▶ _Records shown_
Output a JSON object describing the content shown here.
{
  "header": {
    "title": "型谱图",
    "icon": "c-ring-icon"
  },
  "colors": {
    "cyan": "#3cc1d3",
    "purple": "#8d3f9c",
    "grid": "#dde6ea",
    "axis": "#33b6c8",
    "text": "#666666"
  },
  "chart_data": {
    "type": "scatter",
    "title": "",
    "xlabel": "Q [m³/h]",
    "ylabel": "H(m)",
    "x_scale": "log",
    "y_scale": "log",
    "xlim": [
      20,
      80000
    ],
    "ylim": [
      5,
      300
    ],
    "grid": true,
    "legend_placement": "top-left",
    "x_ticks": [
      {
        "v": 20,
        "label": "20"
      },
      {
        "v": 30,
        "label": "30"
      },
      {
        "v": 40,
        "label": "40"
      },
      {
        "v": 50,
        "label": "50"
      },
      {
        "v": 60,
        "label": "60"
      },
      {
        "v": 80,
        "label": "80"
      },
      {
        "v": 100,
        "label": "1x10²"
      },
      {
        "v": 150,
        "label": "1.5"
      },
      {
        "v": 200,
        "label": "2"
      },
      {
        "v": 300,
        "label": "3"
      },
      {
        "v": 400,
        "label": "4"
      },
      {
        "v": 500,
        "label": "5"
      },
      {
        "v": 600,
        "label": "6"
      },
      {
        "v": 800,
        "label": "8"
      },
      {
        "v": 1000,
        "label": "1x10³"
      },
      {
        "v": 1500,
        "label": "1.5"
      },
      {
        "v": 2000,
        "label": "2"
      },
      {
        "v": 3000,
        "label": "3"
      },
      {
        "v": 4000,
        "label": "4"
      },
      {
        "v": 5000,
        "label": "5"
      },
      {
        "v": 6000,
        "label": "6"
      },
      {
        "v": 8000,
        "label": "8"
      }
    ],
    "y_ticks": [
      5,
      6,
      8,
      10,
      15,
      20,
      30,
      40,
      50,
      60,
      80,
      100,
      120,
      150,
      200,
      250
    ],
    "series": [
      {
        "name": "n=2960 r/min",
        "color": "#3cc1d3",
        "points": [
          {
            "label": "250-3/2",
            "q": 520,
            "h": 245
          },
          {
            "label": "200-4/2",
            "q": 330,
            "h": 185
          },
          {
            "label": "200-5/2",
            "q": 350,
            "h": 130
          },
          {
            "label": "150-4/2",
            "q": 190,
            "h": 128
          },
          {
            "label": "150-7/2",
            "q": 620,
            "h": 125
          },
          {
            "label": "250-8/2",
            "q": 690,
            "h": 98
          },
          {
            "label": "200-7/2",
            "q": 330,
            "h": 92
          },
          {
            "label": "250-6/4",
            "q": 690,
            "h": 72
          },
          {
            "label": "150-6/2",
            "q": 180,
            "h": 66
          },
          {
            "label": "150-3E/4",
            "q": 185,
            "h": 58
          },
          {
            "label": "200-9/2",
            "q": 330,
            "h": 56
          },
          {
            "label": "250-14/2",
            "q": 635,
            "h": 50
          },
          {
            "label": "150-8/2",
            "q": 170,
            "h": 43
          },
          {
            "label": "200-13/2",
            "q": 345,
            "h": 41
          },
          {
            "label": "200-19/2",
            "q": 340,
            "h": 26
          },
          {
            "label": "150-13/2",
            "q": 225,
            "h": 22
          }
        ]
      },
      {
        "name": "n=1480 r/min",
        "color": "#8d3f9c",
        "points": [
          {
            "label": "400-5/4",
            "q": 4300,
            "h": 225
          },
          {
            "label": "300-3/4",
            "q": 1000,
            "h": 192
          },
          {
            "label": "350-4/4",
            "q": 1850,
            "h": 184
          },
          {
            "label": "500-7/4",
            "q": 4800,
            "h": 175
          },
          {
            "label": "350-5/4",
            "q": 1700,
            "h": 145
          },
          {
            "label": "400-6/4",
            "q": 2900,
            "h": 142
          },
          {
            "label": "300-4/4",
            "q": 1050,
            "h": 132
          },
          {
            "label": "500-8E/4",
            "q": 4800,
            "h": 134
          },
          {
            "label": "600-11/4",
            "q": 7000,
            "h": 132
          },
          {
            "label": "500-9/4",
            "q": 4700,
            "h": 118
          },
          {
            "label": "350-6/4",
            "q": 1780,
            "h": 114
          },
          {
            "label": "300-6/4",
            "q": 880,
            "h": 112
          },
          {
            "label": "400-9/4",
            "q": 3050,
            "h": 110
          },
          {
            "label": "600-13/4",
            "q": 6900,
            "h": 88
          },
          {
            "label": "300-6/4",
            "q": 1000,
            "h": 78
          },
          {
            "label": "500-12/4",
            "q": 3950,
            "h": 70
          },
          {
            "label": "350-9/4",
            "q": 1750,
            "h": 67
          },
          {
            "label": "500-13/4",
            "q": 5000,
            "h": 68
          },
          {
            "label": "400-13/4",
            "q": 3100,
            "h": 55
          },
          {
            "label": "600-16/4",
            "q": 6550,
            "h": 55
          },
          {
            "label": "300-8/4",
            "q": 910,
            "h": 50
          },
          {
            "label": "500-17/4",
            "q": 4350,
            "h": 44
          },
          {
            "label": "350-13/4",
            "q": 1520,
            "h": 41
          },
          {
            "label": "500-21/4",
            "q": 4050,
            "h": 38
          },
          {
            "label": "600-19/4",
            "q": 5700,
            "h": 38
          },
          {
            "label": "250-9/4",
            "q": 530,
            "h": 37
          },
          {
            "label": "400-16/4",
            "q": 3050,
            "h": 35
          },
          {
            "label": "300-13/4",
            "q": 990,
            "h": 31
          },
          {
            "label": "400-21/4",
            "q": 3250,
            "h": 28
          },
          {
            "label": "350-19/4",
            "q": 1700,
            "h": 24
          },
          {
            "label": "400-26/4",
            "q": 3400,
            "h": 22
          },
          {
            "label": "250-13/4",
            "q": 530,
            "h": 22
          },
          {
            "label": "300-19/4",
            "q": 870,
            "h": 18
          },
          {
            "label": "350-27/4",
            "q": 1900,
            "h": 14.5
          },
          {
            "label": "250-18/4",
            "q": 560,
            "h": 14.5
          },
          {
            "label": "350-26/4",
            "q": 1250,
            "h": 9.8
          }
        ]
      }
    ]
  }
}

▶ _The problem_
Using the listing above, retype each line exactly.

▶ _Result of this task_
Output a JSON object describing the content shown here.
{
  "header": {
    "title": "型谱图",
    "icon": "c-ring-icon"
  },
  "colors": {
    "cyan": "#3cc1d3",
    "purple": "#8d3f9c",
    "grid": "#dde6ea",
    "axis": "#33b6c8",
    "text": "#666666"
  },
  "chart_data": {
    "type": "scatter",
    "title": "",
    "xlabel": "Q [m³/h]",
    "ylabel": "H(m)",
    "x_scale": "log",
    "y_scale": "log",
    "xlim": [
      20,
      80000
    ],
    "ylim": [
      5,
      300
    ],
    "grid": true,
    "legend_placement": "top-left",
    "x_ticks": [
      {
        "v": 20,
        "label": "20"
      },
      {
        "v": 30,
        "label": "30"
      },
      {
        "v": 40,
        "label": "40"
      },
      {
        "v": 50,
        "label": "50"
      },
      {
        "v": 60,
        "label": "60"
      },
      {
        "v": 80,
        "label": "80"
      },
      {
        "v": 100,
        "label": "1x10²"
      },
      {
        "v": 150,
        "label": "1.5"
      },
      {
        "v": 200,
        "label": "2"
      },
      {
        "v": 300,
        "label": "3"
      },
      {
        "v": 400,
        "label": "4"
      },
      {
        "v": 500,
        "label": "5"
      },
      {
        "v": 600,
        "label": "6"
      },
      {
        "v": 800,
        "label": "8"
      },
      {
        "v": 1000,
        "label": "1x10³"
      },
      {
        "v": 1500,
        "label": "1.5"
      },
      {
        "v": 2000,
        "label": "2"
      },
      {
        "v": 3000,
        "label": "3"
      },
      {
        "v": 4000,
        "label": "4"
      },
      {
        "v": 5000,
        "label": "5"
      },
      {
        "v": 6000,
        "label": "6"
      },
      {
        "v": 8000,
        "label": "8"
      }
    ],
    "y_ticks": [
      5,
      6,
      8,
      10,
      15,
      20,
      30,
      40,
      50,
      60,
      80,
      100,
      120,
      150,
      200,
      250
    ],
    "series": [
      {
        "name": "n=2960 r/min",
        "color": "#3cc1d3",
        "points": [
          {
            "label": "250-3/2",
            "q": 520,
            "h": 245
          },
          {
            "label": "200-4/2",
            "q": 330,
            "h": 185
          },
          {
            "label": "200-5/2",
            "q": 350,
            "h": 130
          },
          {
            "label": "150-4/2",
            "q": 190,
            "h": 128
          },
          {
            "label": "150-7/2",
            "q": 620,
            "h": 125
          },
          {
            "label": "250-8/2",
            "q": 690,
            "h": 98
          },
          {
            "label": "200-7/2",
            "q": 330,
            "h": 92
          },
          {
            "label": "250-6/4",
            "q": 690,
            "h": 72
          },
          {
            "label": "150-6/2",
            "q": 180,
            "h": 66
          },
          {
            "label": "150-3E/4",
            "q": 185,
            "h": 58
          },
          {
            "label": "200-9/2",
            "q": 330,
            "h": 56
          },
          {
            "label": "250-14/2",
            "q": 635,
            "h": 50
          },
          {
            "label": "150-8/2",
            "q": 170,
            "h": 43
          },
          {
            "label": "200-13/2",
            "q": 345,
            "h": 41
          },
          {
            "label": "200-19/2",
            "q": 340,
            "h": 26
          },
          {
            "label": "150-13/2",
            "q": 225,
            "h": 22
          }
        ]
      },
      {
        "name": "n=1480 r/min",
        "color": "#8d3f9c",
        "points": [
          {
            "label": "400-5/4",
            "q": 4300,
            "h": 225
          },
          {
            "label": "300-3/4",
            "q": 1000,
            "h": 192
          },
          {
            "label": "350-4/4",
            "q": 1850,
            "h": 184
          },
          {
            "label": "500-7/4",
            "q": 4800,
            "h": 175
          },
          {
            "label": "350-5/4",
            "q": 1700,
            "h": 145
          },
          {
            "label": "400-6/4",
            "q": 2900,
            "h": 142
          },
          {
            "label": "300-4/4",
            "q": 1050,
            "h": 132
          },
          {
            "label": "500-8E/4",
            "q": 4800,
            "h": 134
          },
          {
            "label": "600-11/4",
            "q": 7000,
            "h": 132
          },
          {
            "label": "500-9/4",
            "q": 4700,
            "h": 118
          },
          {
            "label": "350-6/4",
            "q": 1780,
            "h": 114
          },
          {
            "label": "300-6/4",
            "q": 880,
            "h": 112
          },
          {
            "label": "400-9/4",
            "q": 3050,
            "h": 110
          },
          {
            "label": "600-13/4",
            "q": 6900,
            "h": 88
          },
          {
            "label": "300-6/4",
            "q": 1000,
            "h": 78
          },
          {
            "label": "500-12/4",
            "q": 3950,
            "h": 70
          },
          {
            "label": "350-9/4",
            "q": 1750,
            "h": 67
          },
          {
            "label": "500-13/4",
            "q": 5000,
            "h": 68
          },
          {
            "label": "400-13/4",
            "q": 3100,
            "h": 55
          },
          {
            "label": "600-16/4",
            "q": 6550,
            "h": 55
          },
          {
            "label": "300-8/4",
            "q": 910,
            "h": 50
          },
          {
            "label": "500-17/4",
            "q": 4350,
            "h": 44
          },
          {
            "label": "350-13/4",
            "q": 1520,
            "h": 41
          },
          {
            "label": "500-21/4",
            "q": 4050,
            "h": 38
          },
          {
            "label": "600-19/4",
            "q": 5700,
            "h": 38
          },
          {
            "label": "250-9/4",
            "q": 530,
            "h": 37
          },
          {
            "label": "400-16/4",
            "q": 3050,
            "h": 35
          },
          {
            "label": "300-13/4",
            "q": 990,
            "h": 31
          },
          {
            "label": "400-21/4",
            "q": 3250,
            "h": 28
          },
          {
            "label": "350-19/4",
            "q": 1700,
            "h": 24
          },
          {
            "label": "400-26/4",
            "q": 3400,
            "h": 22
          },
          {
            "label": "250-13/4",
            "q": 530,
            "h": 22
          },
          {
            "label": "300-19/4",
            "q": 870,
            "h": 18
          },
          {
            "label": "350-27/4",
            "q": 1900,
            "h": 14.5
          },
          {
            "label": "250-18/4",
            "q": 560,
            "h": 14.5
          },
          {
            "label": "350-26/4",
            "q": 1250,
            "h": 9.8
          }
        ]
      }
    ]
  }
}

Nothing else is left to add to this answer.